## LISTED RECORDS
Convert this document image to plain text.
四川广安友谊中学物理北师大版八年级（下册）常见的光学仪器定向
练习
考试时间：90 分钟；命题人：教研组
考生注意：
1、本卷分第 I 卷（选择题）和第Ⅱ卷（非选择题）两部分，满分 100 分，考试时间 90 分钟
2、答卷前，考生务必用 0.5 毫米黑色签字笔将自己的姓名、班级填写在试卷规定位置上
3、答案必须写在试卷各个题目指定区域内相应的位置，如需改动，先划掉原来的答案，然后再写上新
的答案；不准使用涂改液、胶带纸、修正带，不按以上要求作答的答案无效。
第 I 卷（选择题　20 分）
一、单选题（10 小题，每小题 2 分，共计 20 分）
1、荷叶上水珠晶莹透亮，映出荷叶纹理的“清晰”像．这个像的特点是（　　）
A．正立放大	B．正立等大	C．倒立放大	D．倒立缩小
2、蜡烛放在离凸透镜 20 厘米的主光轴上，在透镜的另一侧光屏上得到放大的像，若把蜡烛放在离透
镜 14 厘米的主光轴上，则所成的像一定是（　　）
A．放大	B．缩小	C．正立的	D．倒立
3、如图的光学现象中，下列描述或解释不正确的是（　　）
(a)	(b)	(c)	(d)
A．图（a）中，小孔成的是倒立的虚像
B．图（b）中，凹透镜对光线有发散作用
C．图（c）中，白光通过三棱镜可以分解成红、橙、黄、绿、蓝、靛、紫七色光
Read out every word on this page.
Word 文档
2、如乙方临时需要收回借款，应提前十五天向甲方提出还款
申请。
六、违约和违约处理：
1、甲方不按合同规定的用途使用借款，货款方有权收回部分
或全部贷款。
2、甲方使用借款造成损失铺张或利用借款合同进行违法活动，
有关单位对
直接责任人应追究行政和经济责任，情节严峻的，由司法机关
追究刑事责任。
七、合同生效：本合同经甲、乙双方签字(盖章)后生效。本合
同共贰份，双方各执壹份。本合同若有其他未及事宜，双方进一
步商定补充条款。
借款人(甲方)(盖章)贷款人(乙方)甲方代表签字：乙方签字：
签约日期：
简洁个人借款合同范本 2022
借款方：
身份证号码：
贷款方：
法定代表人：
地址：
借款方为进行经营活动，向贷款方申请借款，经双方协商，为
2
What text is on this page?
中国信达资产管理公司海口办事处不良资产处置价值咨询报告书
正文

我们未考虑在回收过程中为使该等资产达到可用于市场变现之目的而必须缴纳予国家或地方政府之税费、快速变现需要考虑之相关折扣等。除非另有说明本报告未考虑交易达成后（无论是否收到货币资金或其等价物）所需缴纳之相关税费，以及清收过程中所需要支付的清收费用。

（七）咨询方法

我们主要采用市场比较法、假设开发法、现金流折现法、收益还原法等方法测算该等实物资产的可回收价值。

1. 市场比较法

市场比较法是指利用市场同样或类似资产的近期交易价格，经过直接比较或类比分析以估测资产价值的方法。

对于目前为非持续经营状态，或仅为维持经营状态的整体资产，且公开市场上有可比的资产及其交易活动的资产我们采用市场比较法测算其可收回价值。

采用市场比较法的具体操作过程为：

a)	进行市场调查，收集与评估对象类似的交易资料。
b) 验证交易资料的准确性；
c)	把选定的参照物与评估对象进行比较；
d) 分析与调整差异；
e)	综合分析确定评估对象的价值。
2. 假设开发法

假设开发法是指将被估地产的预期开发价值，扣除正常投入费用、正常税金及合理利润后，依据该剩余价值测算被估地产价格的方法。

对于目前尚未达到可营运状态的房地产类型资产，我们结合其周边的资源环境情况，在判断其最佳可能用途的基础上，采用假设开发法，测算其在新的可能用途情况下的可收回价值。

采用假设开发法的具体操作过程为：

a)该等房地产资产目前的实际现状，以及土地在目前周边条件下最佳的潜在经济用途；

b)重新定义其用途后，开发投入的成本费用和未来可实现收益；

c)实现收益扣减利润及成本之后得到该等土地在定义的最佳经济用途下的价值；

## EXERCISE DESCRIPTION
Scan the material above. Extract every line in which the word "厘米的主光轴上" occurs.

## SOLUTION BELOW
2、蜡烛放在离凸透镜 20 厘米的主光轴上，在透镜的另一侧光屏上得到放大的像，若把蜡烛放在离透
镜 14 厘米的主光轴上，则所成的像一定是（　　）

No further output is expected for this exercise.